Find the lines that hold the word "date" and return them.

(Excerpts from a figure dataset)
- - - -

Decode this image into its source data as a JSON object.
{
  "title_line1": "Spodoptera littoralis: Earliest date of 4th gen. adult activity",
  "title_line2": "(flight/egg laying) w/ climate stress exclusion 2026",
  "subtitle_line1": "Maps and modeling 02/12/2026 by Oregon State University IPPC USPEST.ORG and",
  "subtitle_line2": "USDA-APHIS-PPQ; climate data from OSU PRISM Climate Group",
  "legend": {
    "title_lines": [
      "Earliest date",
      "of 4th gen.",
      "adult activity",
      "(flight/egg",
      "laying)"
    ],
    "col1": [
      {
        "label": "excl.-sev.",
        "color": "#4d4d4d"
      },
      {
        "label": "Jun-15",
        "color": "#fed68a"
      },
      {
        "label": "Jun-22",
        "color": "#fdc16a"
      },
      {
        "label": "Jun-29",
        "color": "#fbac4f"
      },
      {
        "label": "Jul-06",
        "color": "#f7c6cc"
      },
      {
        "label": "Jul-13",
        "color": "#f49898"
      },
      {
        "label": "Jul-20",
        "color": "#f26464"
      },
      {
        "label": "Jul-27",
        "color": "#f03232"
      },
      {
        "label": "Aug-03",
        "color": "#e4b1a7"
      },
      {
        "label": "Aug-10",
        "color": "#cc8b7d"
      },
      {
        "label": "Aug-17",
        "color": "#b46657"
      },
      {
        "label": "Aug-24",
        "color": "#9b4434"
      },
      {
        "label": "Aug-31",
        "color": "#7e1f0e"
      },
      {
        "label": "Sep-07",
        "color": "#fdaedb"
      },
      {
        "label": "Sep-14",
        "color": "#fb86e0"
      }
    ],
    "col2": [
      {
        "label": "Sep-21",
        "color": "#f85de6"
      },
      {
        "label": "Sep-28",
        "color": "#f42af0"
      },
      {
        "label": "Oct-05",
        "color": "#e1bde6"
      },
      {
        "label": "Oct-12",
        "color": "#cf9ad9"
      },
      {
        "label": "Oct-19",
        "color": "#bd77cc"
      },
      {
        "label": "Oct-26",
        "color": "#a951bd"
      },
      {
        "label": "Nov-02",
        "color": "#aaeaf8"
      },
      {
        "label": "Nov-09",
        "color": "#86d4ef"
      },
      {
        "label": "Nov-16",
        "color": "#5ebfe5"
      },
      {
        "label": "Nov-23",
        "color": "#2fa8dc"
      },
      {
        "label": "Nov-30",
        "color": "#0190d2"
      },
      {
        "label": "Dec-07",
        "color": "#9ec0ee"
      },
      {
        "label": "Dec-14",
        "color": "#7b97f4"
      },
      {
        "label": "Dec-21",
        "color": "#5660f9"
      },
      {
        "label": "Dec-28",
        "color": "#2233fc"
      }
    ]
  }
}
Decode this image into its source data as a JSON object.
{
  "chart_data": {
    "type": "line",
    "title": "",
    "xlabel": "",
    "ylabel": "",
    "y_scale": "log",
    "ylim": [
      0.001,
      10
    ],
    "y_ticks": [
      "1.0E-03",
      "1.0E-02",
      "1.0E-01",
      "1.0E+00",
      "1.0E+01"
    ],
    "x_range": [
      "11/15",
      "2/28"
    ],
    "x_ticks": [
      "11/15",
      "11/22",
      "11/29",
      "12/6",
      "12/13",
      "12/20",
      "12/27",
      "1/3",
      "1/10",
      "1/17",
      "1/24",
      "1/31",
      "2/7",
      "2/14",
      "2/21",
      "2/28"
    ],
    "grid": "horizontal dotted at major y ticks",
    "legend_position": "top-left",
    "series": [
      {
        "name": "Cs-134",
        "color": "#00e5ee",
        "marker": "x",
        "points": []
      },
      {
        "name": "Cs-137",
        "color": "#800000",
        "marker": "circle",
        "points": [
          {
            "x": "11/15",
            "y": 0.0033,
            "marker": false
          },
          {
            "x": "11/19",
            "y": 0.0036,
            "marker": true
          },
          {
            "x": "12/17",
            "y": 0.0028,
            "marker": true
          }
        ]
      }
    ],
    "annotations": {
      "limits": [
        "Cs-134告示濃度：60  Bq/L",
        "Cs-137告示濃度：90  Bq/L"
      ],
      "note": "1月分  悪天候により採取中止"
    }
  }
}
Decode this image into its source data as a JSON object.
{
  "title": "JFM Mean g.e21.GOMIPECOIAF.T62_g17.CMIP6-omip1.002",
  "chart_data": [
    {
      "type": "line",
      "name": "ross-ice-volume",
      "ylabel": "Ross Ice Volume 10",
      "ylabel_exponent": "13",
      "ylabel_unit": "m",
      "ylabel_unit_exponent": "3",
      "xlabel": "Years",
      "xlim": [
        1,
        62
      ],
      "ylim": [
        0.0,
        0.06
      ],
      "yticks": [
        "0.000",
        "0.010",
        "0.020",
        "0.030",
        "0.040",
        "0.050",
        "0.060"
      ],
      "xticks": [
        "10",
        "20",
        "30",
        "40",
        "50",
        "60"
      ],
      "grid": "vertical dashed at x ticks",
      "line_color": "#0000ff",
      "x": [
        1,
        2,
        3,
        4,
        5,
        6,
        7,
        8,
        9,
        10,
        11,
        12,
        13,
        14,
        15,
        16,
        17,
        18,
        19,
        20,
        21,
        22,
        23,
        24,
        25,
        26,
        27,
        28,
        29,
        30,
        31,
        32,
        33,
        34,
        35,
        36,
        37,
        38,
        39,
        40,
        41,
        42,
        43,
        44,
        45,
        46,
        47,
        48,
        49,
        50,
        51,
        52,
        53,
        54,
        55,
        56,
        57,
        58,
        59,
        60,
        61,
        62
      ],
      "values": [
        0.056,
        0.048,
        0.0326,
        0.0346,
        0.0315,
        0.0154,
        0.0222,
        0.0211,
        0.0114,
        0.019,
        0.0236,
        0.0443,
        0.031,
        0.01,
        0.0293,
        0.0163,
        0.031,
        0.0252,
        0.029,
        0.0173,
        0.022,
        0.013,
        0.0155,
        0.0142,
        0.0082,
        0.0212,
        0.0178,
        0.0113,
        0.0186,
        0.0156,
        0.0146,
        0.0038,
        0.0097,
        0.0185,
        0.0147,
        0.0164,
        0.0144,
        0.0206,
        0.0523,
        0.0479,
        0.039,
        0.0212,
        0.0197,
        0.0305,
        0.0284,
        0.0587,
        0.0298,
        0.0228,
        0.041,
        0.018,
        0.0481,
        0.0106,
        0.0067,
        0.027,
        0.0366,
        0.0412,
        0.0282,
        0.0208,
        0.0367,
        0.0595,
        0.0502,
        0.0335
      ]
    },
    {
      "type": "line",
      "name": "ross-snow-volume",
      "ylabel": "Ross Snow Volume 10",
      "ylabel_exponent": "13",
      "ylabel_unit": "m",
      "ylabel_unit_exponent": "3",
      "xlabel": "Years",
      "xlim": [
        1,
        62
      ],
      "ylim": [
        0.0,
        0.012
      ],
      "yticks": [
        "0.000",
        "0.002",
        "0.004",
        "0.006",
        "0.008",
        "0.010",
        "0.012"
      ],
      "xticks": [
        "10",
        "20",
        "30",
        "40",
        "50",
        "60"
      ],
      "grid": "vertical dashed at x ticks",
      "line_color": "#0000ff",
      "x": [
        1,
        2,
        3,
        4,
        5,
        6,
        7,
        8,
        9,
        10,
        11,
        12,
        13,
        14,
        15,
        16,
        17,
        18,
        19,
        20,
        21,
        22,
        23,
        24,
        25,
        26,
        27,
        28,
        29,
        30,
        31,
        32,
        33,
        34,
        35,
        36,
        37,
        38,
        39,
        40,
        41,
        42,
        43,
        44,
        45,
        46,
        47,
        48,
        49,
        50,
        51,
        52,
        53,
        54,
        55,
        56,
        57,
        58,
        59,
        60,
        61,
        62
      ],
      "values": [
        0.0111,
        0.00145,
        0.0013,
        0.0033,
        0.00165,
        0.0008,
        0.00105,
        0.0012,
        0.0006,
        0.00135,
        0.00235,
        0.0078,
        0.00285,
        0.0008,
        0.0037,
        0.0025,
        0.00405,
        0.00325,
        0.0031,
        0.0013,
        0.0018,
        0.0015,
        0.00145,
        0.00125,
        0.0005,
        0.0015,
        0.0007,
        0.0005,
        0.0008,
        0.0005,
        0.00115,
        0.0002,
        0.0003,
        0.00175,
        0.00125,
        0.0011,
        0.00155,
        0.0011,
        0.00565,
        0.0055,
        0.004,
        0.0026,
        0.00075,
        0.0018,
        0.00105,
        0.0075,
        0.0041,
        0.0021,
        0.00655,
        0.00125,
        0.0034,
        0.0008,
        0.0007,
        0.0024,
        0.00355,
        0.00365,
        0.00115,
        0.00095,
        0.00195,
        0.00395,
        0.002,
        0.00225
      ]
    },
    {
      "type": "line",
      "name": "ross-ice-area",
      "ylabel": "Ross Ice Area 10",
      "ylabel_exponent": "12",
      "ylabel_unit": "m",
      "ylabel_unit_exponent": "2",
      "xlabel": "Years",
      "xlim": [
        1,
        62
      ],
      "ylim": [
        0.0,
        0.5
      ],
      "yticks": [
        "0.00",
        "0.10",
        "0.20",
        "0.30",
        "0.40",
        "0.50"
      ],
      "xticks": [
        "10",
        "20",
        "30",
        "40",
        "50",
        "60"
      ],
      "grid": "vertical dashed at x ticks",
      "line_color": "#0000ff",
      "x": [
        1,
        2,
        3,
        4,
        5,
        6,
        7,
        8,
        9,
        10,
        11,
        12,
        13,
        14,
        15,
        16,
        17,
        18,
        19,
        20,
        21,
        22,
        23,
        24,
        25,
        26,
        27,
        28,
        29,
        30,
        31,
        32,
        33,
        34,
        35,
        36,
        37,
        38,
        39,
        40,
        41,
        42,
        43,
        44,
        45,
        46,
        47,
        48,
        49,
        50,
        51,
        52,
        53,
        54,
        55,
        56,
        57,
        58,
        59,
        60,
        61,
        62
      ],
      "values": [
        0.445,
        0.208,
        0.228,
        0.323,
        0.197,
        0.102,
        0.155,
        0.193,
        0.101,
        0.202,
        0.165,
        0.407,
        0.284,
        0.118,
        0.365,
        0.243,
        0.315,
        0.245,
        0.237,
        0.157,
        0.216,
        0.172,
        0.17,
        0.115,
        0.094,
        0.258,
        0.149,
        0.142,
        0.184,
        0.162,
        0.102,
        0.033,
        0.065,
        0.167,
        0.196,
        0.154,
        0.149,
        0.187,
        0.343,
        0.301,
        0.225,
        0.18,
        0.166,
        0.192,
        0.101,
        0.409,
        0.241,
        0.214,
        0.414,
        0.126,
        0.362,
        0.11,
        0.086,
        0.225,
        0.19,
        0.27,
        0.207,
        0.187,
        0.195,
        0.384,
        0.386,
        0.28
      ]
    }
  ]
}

- - - -

**Complete response:**
  "title_line1": "Spodoptera littoralis: Earliest date of 4th gen. adult activity",
      "Earliest date",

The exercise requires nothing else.